(Data listing)
---*---
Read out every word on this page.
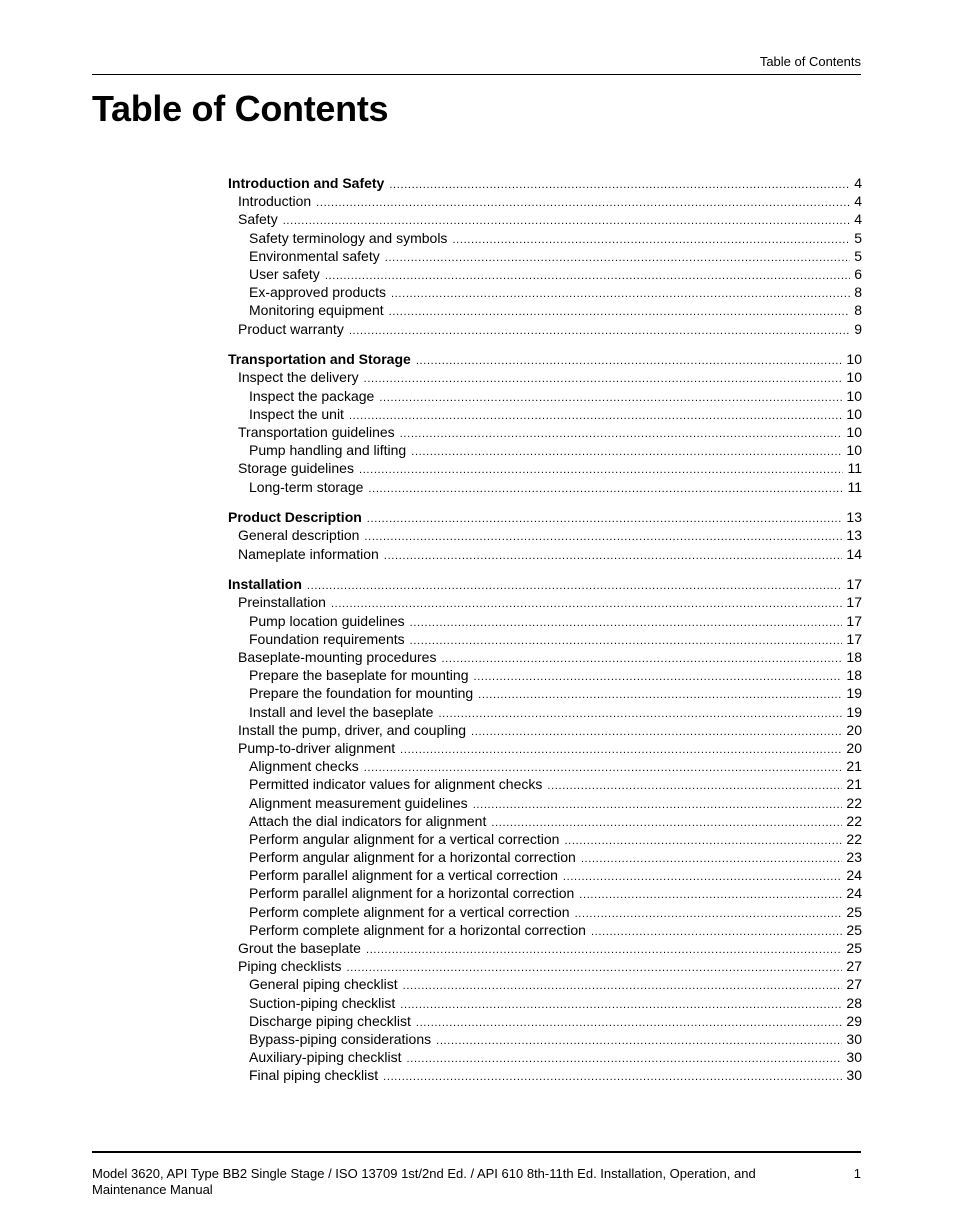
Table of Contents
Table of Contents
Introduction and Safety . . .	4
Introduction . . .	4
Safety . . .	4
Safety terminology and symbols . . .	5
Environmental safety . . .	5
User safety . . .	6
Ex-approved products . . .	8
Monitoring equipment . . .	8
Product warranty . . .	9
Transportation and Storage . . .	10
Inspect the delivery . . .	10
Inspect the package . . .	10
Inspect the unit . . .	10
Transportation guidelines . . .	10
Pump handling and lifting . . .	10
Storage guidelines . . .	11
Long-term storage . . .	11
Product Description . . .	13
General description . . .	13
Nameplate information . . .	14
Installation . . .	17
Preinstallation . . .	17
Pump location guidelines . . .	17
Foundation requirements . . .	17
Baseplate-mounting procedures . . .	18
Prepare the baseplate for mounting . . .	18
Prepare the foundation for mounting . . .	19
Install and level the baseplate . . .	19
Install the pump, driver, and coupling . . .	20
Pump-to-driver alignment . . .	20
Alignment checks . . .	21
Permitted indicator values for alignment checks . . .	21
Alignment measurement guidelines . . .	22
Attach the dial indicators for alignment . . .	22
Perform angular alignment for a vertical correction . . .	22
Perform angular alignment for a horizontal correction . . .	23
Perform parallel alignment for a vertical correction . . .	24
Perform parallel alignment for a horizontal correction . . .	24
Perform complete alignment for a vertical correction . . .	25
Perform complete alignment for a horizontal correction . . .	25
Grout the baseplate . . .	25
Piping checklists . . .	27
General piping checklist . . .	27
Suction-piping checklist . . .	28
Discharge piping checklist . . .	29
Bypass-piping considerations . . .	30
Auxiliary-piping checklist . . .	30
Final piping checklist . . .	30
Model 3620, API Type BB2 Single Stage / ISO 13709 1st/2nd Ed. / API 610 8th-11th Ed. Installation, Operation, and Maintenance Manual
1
---*---
*Aim*: Leave out the pictures and copy everything else in the records word for word.

*Exercise response*:
Read out every word on this page.
Table of Contents
Table of Contents
Introduction and Safety . . .	4
Introduction . . .	4
Safety . . .	4
Safety terminology and symbols . . .	5
Environmental safety . . .	5
User safety . . .	6
Ex-approved products . . .	8
Monitoring equipment . . .	8
Product warranty . . .	9
Transportation and Storage . . .	10
Inspect the delivery . . .	10
Inspect the package . . .	10
Inspect the unit . . .	10
Transportation guidelines . . .	10
Pump handling and lifting . . .	10
Storage guidelines . . .	11
Long-term storage . . .	11
Product Description . . .	13
General description . . .	13
Nameplate information . . .	14
Installation . . .	17
Preinstallation . . .	17
Pump location guidelines . . .	17
Foundation requirements . . .	17
Baseplate-mounting procedures . . .	18
Prepare the baseplate for mounting . . .	18
Prepare the foundation for mounting . . .	19
Install and level the baseplate . . .	19
Install the pump, driver, and coupling . . .	20
Pump-to-driver alignment . . .	20
Alignment checks . . .	21
Permitted indicator values for alignment checks . . .	21
Alignment measurement guidelines . . .	22
Attach the dial indicators for alignment . . .	22
Perform angular alignment for a vertical correction . . .	22
Perform angular alignment for a horizontal correction . . .	23
Perform parallel alignment for a vertical correction . . .	24
Perform parallel alignment for a horizontal correction . . .	24
Perform complete alignment for a vertical correction . . .	25
Perform complete alignment for a horizontal correction . . .	25
Grout the baseplate . . .	25
Piping checklists . . .	27
General piping checklist . . .	27
Suction-piping checklist . . .	28
Discharge piping checklist . . .	29
Bypass-piping considerations . . .	30
Auxiliary-piping checklist . . .	30
Final piping checklist . . .	30
Model 3620, API Type BB2 Single Stage / ISO 13709 1st/2nd Ed. / API 610 8th-11th Ed. Installation, Operation, and Maintenance Manual
1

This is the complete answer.